[START Supplied data]

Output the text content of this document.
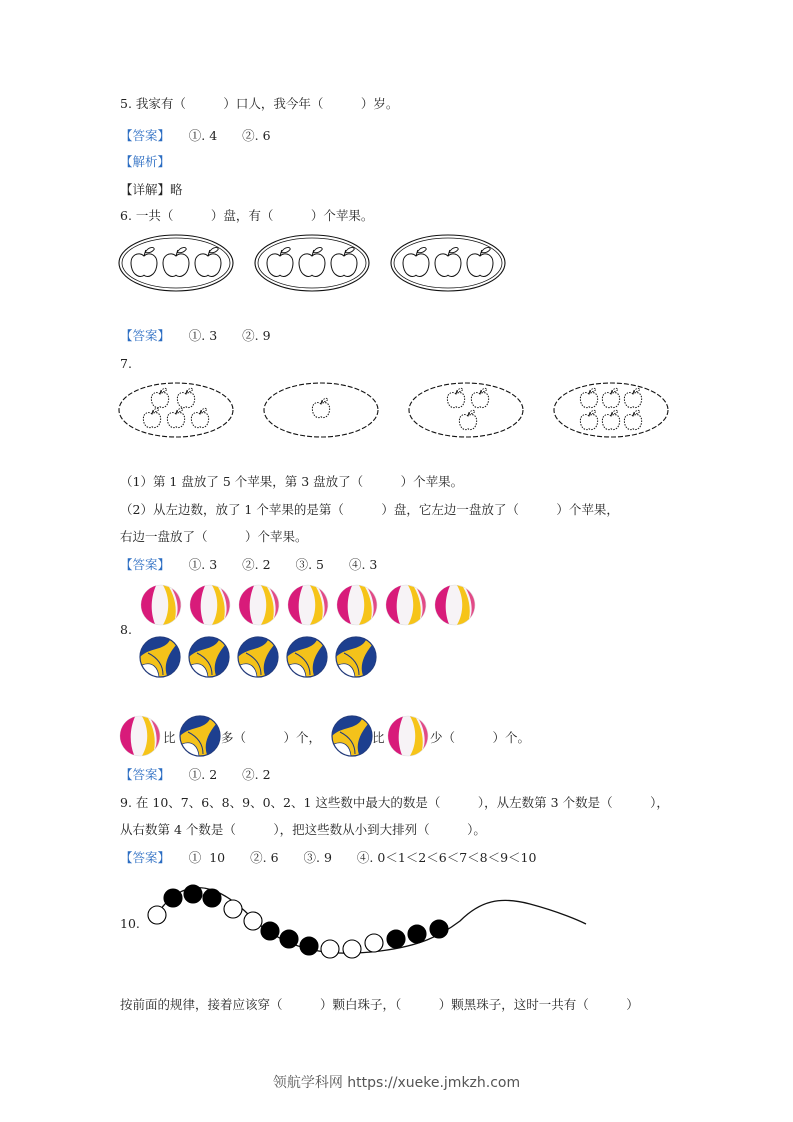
5. 我家有（　　　）口人，我今年（　　　）岁。
【答案】　　 ①. 4　　②. 6
【解析】
【详解】略
6. 一共（　　　）盘，有（　　　）个苹果。
【答案】　　 ①. 3　　②. 9
7.
（1）第 1 盘放了 5 个苹果，第 3 盘放了（　　　）个苹果。
（2）从左边数，放了 1 个苹果的是第（　　　）盘，它左边一盘放了（　　　）个苹果，
右边一盘放了（　　　）个苹果。
【答案】　　 ①. 3　　②. 2　　③. 5　　④. 3
8.
比	多（　　　）个，	比	少（　　　）个。
【答案】　　 ①. 2　　②. 2
9. 在 10、7、6、8、9、0、2、1 这些数中最大的数是（　　　），从左数第 3 个数是（　　　），
从右数第 4 个数是（　　　），把这些数从小到大排列（　　　）。
【答案】　　 ①  10　　②. 6　　③. 9　　④. 0＜1＜2＜6＜7＜8＜9＜10
10.
按前面的规律，接着应该穿（　　　）颗白珠子，（　　　）颗黑珠子，这时一共有（　　　）
领航学科网 https://xueke.jmkzh.com
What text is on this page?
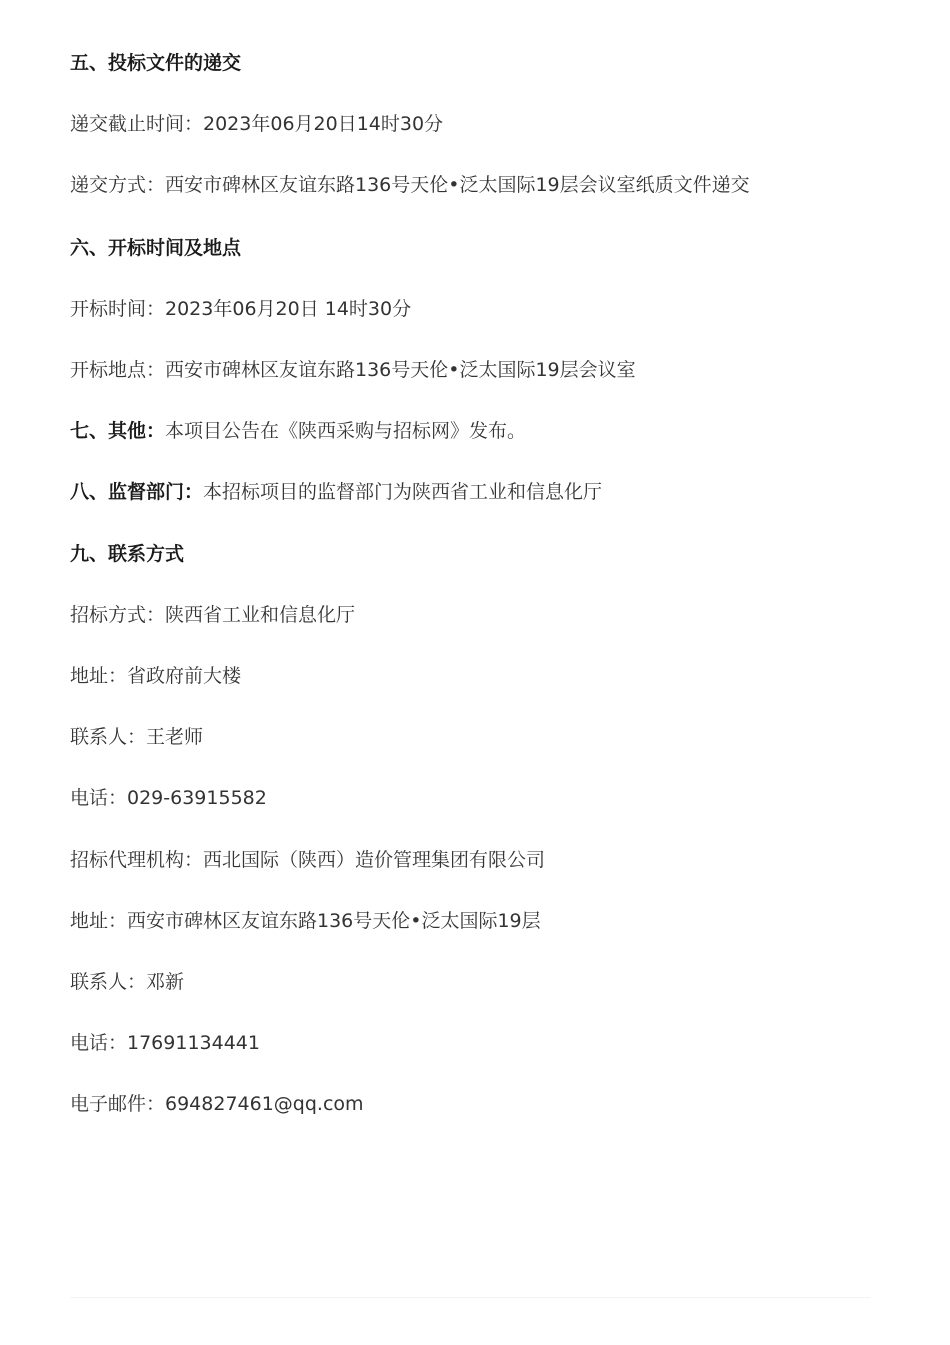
五、投标文件的递交
递交截止时间：2023年06月20日14时30分
递交方式：西安市碑林区友谊东路136号天伦•泛太国际19层会议室纸质文件递交
六、开标时间及地点
开标时间：2023年06月20日 14时30分
开标地点：西安市碑林区友谊东路136号天伦•泛太国际19层会议室
七、其他：本项目公告在《陕西采购与招标网》发布。
八、监督部门：本招标项目的监督部门为陕西省工业和信息化厅
九、联系方式
招标方式：陕西省工业和信息化厅
地址：省政府前大楼
联系人：王老师
电话：029-63915582
招标代理机构：西北国际（陕西）造价管理集团有限公司
地址：西安市碑林区友谊东路136号天伦•泛太国际19层
联系人：邓新
电话：17691134441
电子邮件：694827461@qq.com
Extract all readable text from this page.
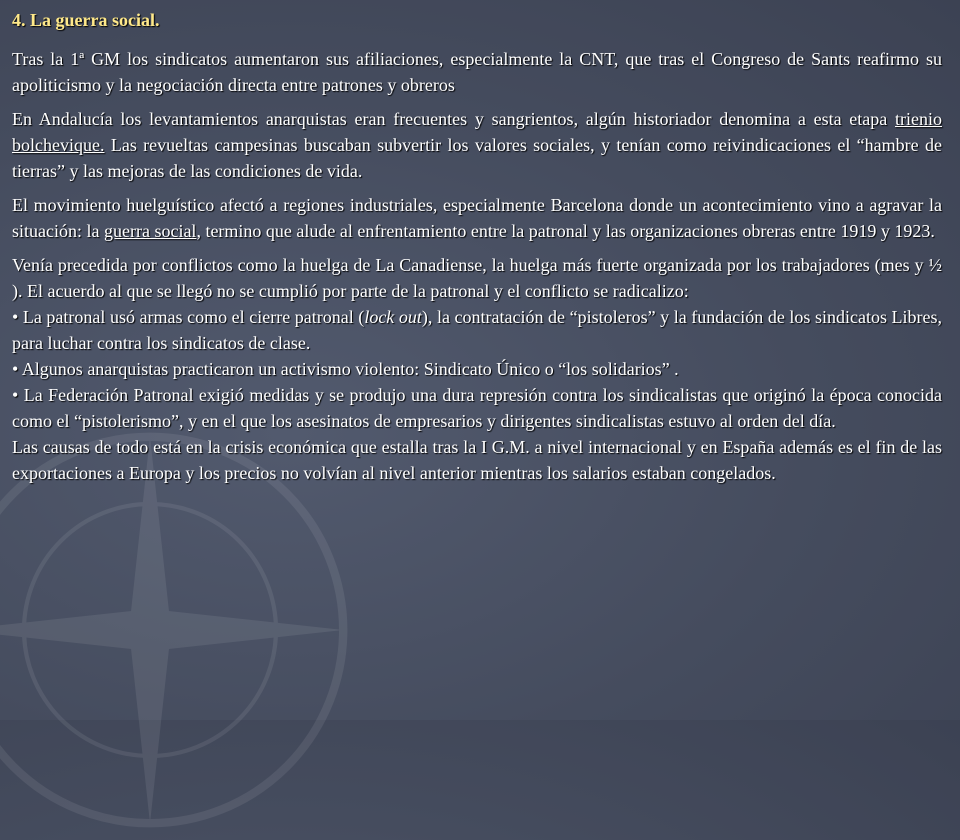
4. La guerra social.

Tras la 1ª GM los sindicatos aumentaron sus afiliaciones, especialmente la CNT, que tras el Congreso de Sants reafirmo su apoliticismo y la negociación directa entre patrones y obreros

En Andalucía los levantamientos anarquistas eran frecuentes y sangrientos, algún historiador denomina a esta etapa trienio bolchevique. Las revueltas campesinas buscaban subvertir los valores sociales, y tenían como reivindicaciones el “hambre de tierras” y las mejoras de las condiciones de vida.

El movimiento huelguístico afectó a regiones industriales, especialmente Barcelona donde un acontecimiento vino a agravar la situación: la guerra social, termino que alude al enfrentamiento entre la patronal y las organizaciones obreras entre 1919 y 1923.

Venía precedida por conflictos como la huelga de La Canadiense, la huelga más fuerte organizada por los trabajadores (mes y ½ ). El acuerdo al que se llegó no se cumplió por parte de la patronal y el conflicto se radicalizo:

• La patronal usó armas como el cierre patronal (lock out), la contratación de “pistoleros” y la fundación de los sindicatos Libres, para luchar contra los sindicatos de clase.

• Algunos anarquistas practicaron un activismo violento: Sindicato Único o “los solidarios” .

• La Federación Patronal exigió medidas y se produjo una dura represión contra los sindicalistas que originó la época conocida como el “pistolerismo”, y en el que los asesinatos de empresarios y dirigentes sindicalistas estuvo al orden del día.

Las causas de todo está en la crisis económica que estalla tras la I G.M. a nivel internacional y en España además es el fin de las exportaciones a Europa y los precios no volvían al nivel anterior mientras los salarios estaban congelados.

[END Supplied data]

__Problem__.
Pictures are excluded; repeat every record exactly.

__Output below__.
Output the text content of this document.
5. 我家有（　　　）口人，我今年（　　　）岁。
【答案】　　 ①. 4　　②. 6
【解析】
【详解】略
6. 一共（　　　）盘，有（　　　）个苹果。
【答案】　　 ①. 3　　②. 9
7.
（1）第 1 盘放了 5 个苹果，第 3 盘放了（　　　）个苹果。
（2）从左边数，放了 1 个苹果的是第（　　　）盘，它左边一盘放了（　　　）个苹果，
右边一盘放了（　　　）个苹果。
【答案】　　 ①. 3　　②. 2　　③. 5　　④. 3
8.
比	多（　　　）个，	比	少（　　　）个。
【答案】　　 ①. 2　　②. 2
9. 在 10、7、6、8、9、0、2、1 这些数中最大的数是（　　　），从左数第 3 个数是（　　　），
从右数第 4 个数是（　　　），把这些数从小到大排列（　　　）。
【答案】　　 ①  10　　②. 6　　③. 9　　④. 0＜1＜2＜6＜7＜8＜9＜10
10.
按前面的规律，接着应该穿（　　　）颗白珠子，（　　　）颗黑珠子，这时一共有（　　　）
领航学科网 https://xueke.jmkzh.com
What text is on this page?
五、投标文件的递交
递交截止时间：2023年06月20日14时30分
递交方式：西安市碑林区友谊东路136号天伦•泛太国际19层会议室纸质文件递交
六、开标时间及地点
开标时间：2023年06月20日 14时30分
开标地点：西安市碑林区友谊东路136号天伦•泛太国际19层会议室
七、其他：本项目公告在《陕西采购与招标网》发布。
八、监督部门：本招标项目的监督部门为陕西省工业和信息化厅
九、联系方式
招标方式：陕西省工业和信息化厅
地址：省政府前大楼
联系人：王老师
电话：029-63915582
招标代理机构：西北国际（陕西）造价管理集团有限公司
地址：西安市碑林区友谊东路136号天伦•泛太国际19层
联系人：邓新
电话：17691134441
电子邮件：694827461@qq.com
Extract all readable text from this page.
4. La guerra social.

Tras la 1ª GM los sindicatos aumentaron sus afiliaciones, especialmente la CNT, que tras el Congreso de Sants reafirmo su apoliticismo y la negociación directa entre patrones y obreros

En Andalucía los levantamientos anarquistas eran frecuentes y sangrientos, algún historiador denomina a esta etapa trienio bolchevique. Las revueltas campesinas buscaban subvertir los valores sociales, y tenían como reivindicaciones el “hambre de tierras” y las mejoras de las condiciones de vida.

El movimiento huelguístico afectó a regiones industriales, especialmente Barcelona donde un acontecimiento vino a agravar la situación: la guerra social, termino que alude al enfrentamiento entre la patronal y las organizaciones obreras entre 1919 y 1923.

Venía precedida por conflictos como la huelga de La Canadiense, la huelga más fuerte organizada por los trabajadores (mes y ½ ). El acuerdo al que se llegó no se cumplió por parte de la patronal y el conflicto se radicalizo:

• La patronal usó armas como el cierre patronal (lock out), la contratación de “pistoleros” y la fundación de los sindicatos Libres, para luchar contra los sindicatos de clase.

• Algunos anarquistas practicaron un activismo violento: Sindicato Único o “los solidarios” .

• La Federación Patronal exigió medidas y se produjo una dura represión contra los sindicalistas que originó la época conocida como el “pistolerismo”, y en el que los asesinatos de empresarios y dirigentes sindicalistas estuvo al orden del día.

Las causas de todo está en la crisis económica que estalla tras la I G.M. a nivel internacional y en España además es el fin de las exportaciones a Europa y los precios no volvían al nivel anterior mientras los salarios estaban congelados.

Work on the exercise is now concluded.